TASK REQUIREMENTS: Return the count of lines with the string "nearest" in them, and nothing else.

EXERCISE INPUT:
::::::::::

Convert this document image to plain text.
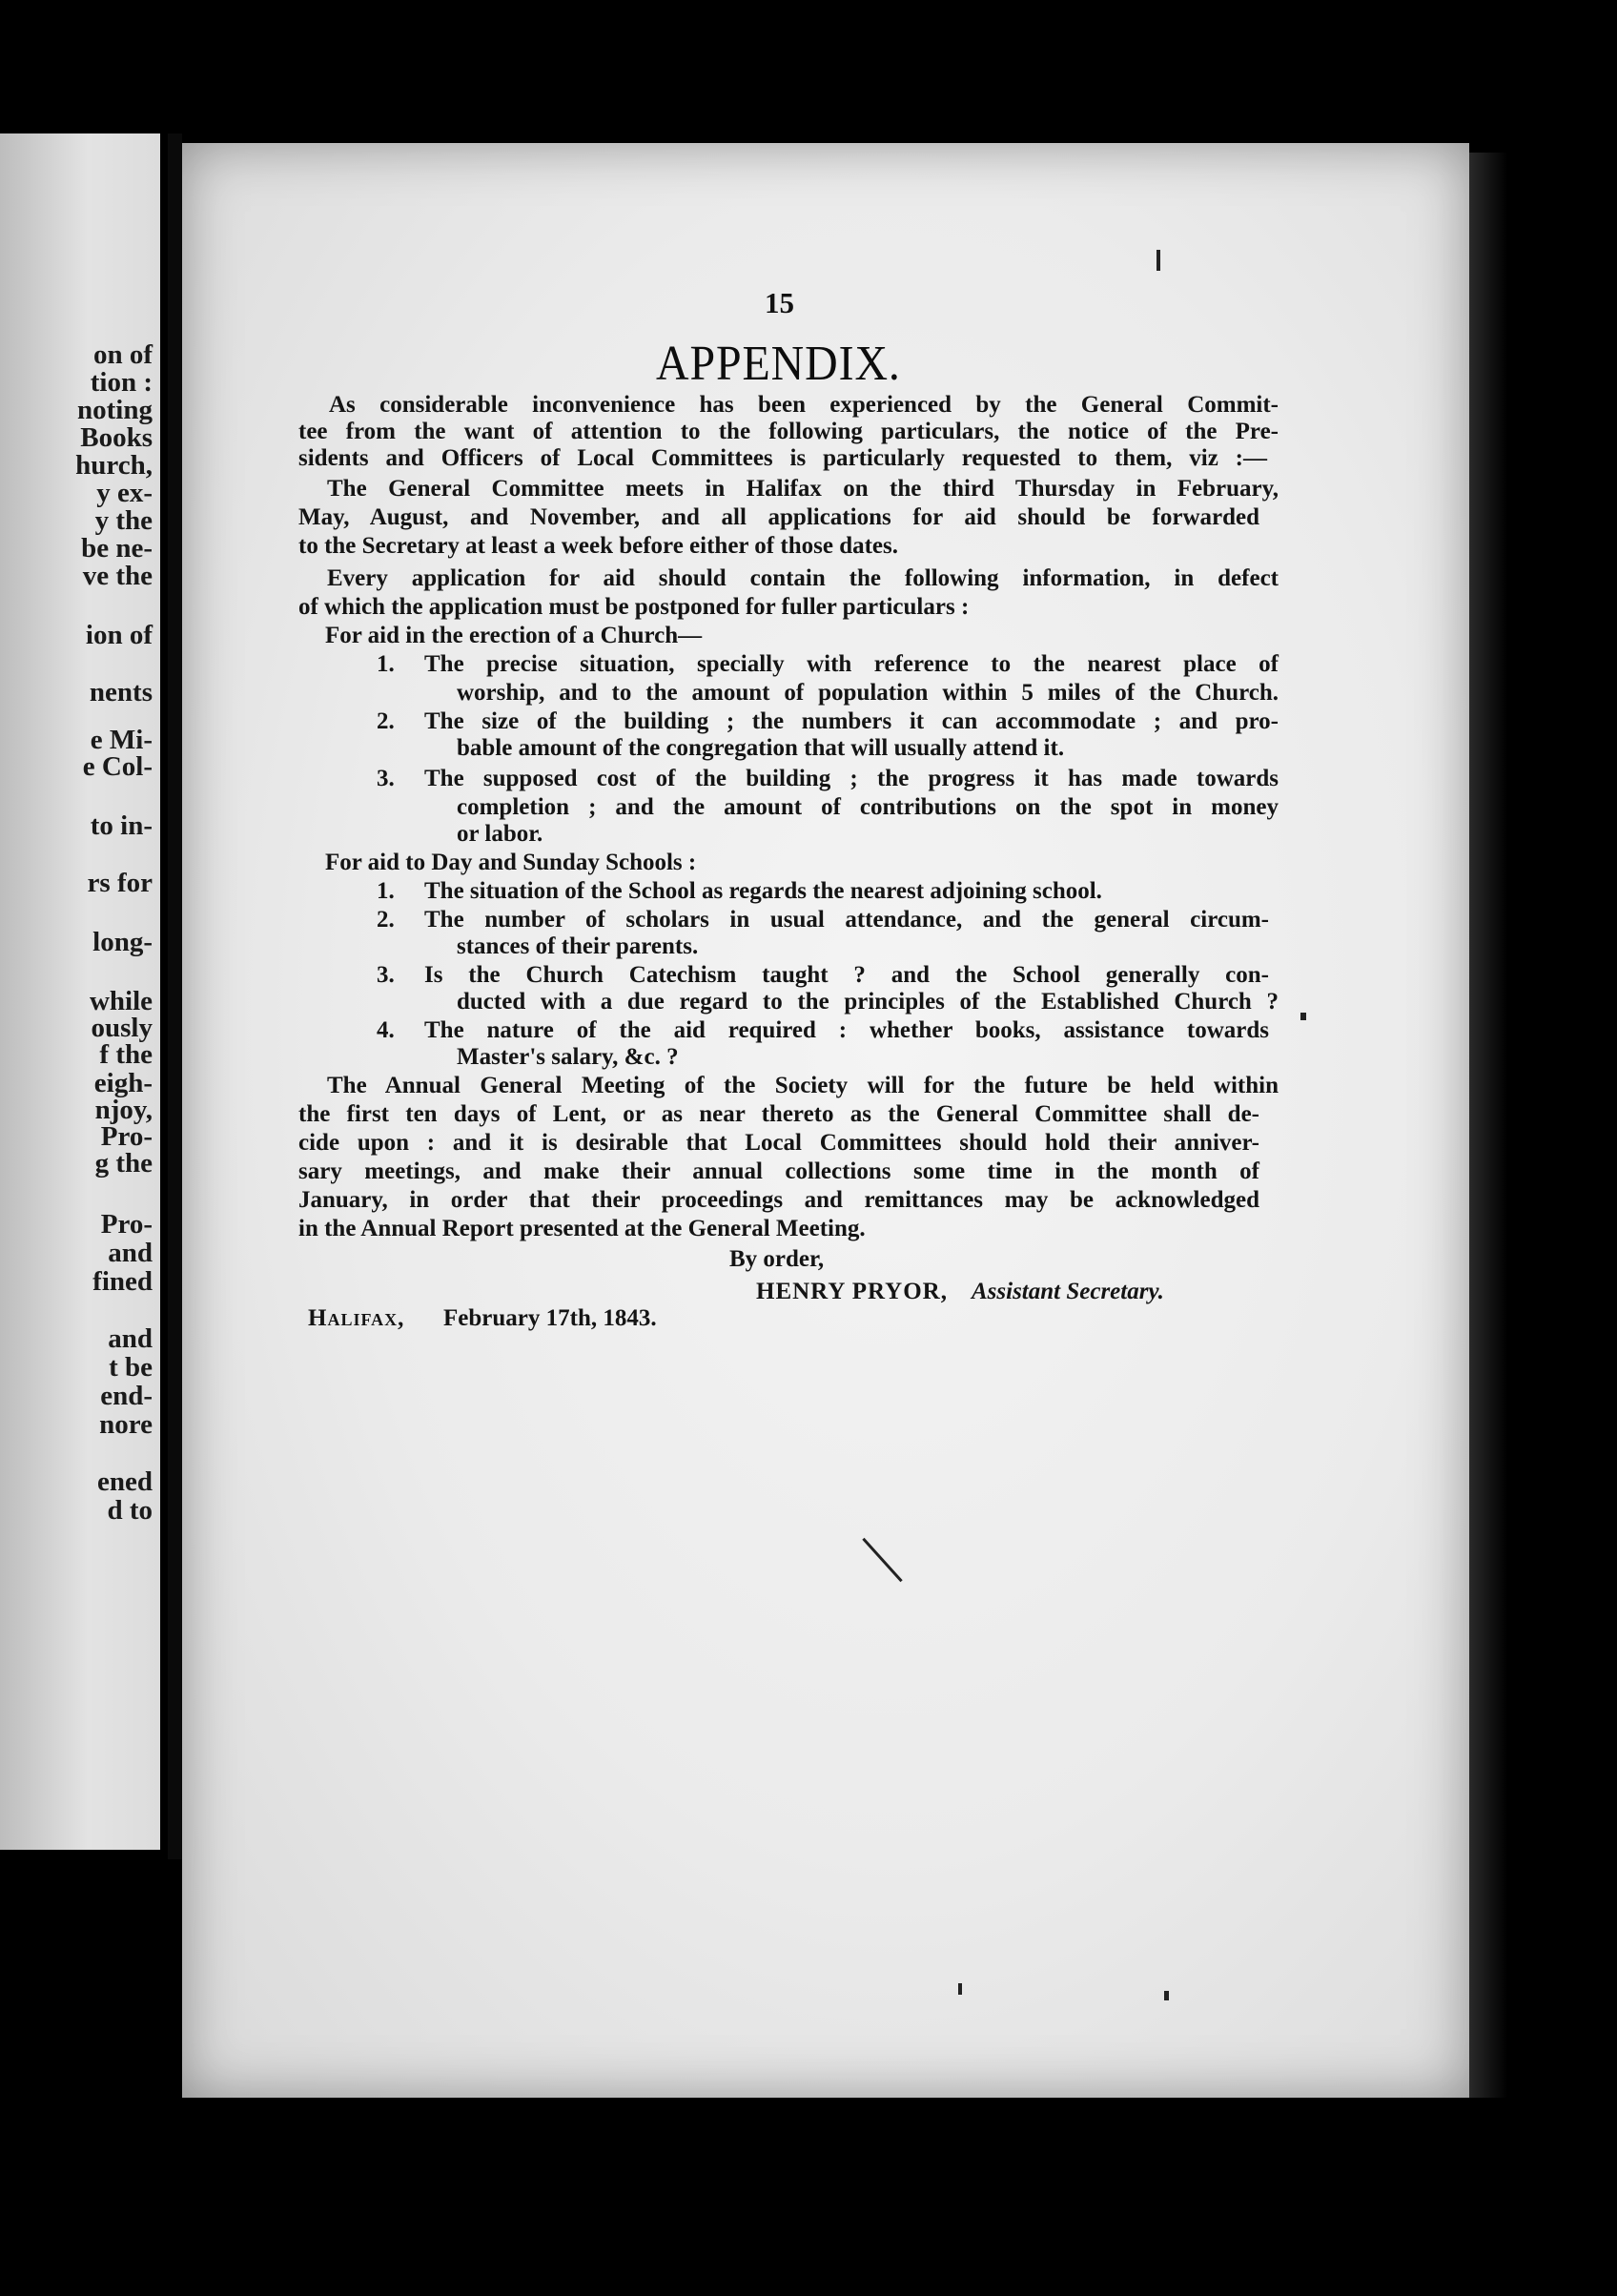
on of
tion :
noting
Books
hurch,
y ex-
y the
be ne-
ve the
ion of
nents
e Mi-
e Col-
to in-
rs for
long-
while
ously
f the
eigh-
njoy,
Pro-
g the
Pro-
and
fined
and
t be
end-
nore
ened
d to
15
APPENDIX.
As considerable inconvenience has been experienced by the General Commit-
tee from the want of attention to the following particulars, the notice of the Pre-
sidents and Officers of Local Committees is particularly requested to them, viz :—
The General Committee meets in Halifax on the third Thursday in February,
May, August, and November, and all applications for aid should be forwarded
to the Secretary at least a week before either of those dates.
Every application for aid should contain the following information, in defect
of which the application must be postponed for fuller particulars :
For aid in the erection of a Church—
1. The precise situation, specially with reference to the nearest place of
worship, and to the amount of population within 5 miles of the Church.
2. The size of the building ; the numbers it can accommodate ; and pro-
bable amount of the congregation that will usually attend it.
3. The supposed cost of the building ; the progress it has made towards
completion ; and the amount of contributions on the spot in money
or labor.
For aid to Day and Sunday Schools :
1. The situation of the School as regards the nearest adjoining school.
2. The number of scholars in usual attendance, and the general circum-
stances of their parents.
3. Is the Church Catechism taught ? and the School generally con-
ducted with a due regard to the principles of the Established Church ?
4. The nature of the aid required : whether books, assistance towards
Master's salary, &c. ?
The Annual General Meeting of the Society will for the future be held within
the first ten days of Lent, or as near thereto as the General Committee shall de-
cide upon : and it is desirable that Local Committees should hold their anniver-
sary meetings, and make their annual collections some time in the month of
January, in order that their proceedings and remittances may be acknowledged
in the Annual Report presented at the General Meeting.
By order,
HENRY PRYOR, Assistant Secretary.
Halifax, February 17th, 1843.
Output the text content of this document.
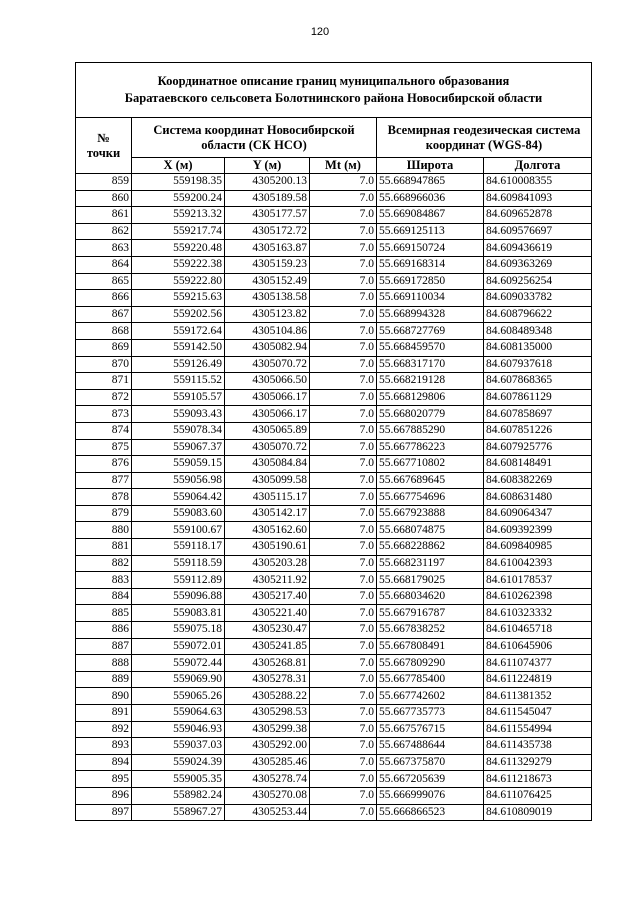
120
Координатное описание границ муниципального образования
Баратаевского сельсовета Болотнинского района Новосибирской области					

№
точки	Система координат Новосибирской области (СК НСО)			Всемирная геодезическая система координат (WGS-84)	
	X (м)	Y (м)	Mt (м)	Широта	Долгота
859	559198.35	4305200.13	7.0	55.668947865	84.610008355
860	559200.24	4305189.58	7.0	55.668966036	84.609841093
861	559213.32	4305177.57	7.0	55.669084867	84.609652878
862	559217.74	4305172.72	7.0	55.669125113	84.609576697
863	559220.48	4305163.87	7.0	55.669150724	84.609436619
864	559222.38	4305159.23	7.0	55.669168314	84.609363269
865	559222.80	4305152.49	7.0	55.669172850	84.609256254
866	559215.63	4305138.58	7.0	55.669110034	84.609033782
867	559202.56	4305123.82	7.0	55.668994328	84.608796622
868	559172.64	4305104.86	7.0	55.668727769	84.608489348
869	559142.50	4305082.94	7.0	55.668459570	84.608135000
870	559126.49	4305070.72	7.0	55.668317170	84.607937618
871	559115.52	4305066.50	7.0	55.668219128	84.607868365
872	559105.57	4305066.17	7.0	55.668129806	84.607861129
873	559093.43	4305066.17	7.0	55.668020779	84.607858697
874	559078.34	4305065.89	7.0	55.667885290	84.607851226
875	559067.37	4305070.72	7.0	55.667786223	84.607925776
876	559059.15	4305084.84	7.0	55.667710802	84.608148491
877	559056.98	4305099.58	7.0	55.667689645	84.608382269
878	559064.42	4305115.17	7.0	55.667754696	84.608631480
879	559083.60	4305142.17	7.0	55.667923888	84.609064347
880	559100.67	4305162.60	7.0	55.668074875	84.609392399
881	559118.17	4305190.61	7.0	55.668228862	84.609840985
882	559118.59	4305203.28	7.0	55.668231197	84.610042393
883	559112.89	4305211.92	7.0	55.668179025	84.610178537
884	559096.88	4305217.40	7.0	55.668034620	84.610262398
885	559083.81	4305221.40	7.0	55.667916787	84.610323332
886	559075.18	4305230.47	7.0	55.667838252	84.610465718
887	559072.01	4305241.85	7.0	55.667808491	84.610645906
888	559072.44	4305268.81	7.0	55.667809290	84.611074377
889	559069.90	4305278.31	7.0	55.667785400	84.611224819
890	559065.26	4305288.22	7.0	55.667742602	84.611381352
891	559064.63	4305298.53	7.0	55.667735773	84.611545047
892	559046.93	4305299.38	7.0	55.667576715	84.611554994
893	559037.03	4305292.00	7.0	55.667488644	84.611435738
894	559024.39	4305285.46	7.0	55.667375870	84.611329279
895	559005.35	4305278.74	7.0	55.667205639	84.611218673
896	558982.24	4305270.08	7.0	55.666999076	84.611076425
897	558967.27	4305253.44	7.0	55.666866523	84.610809019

::::::::::

OUTPUT: 2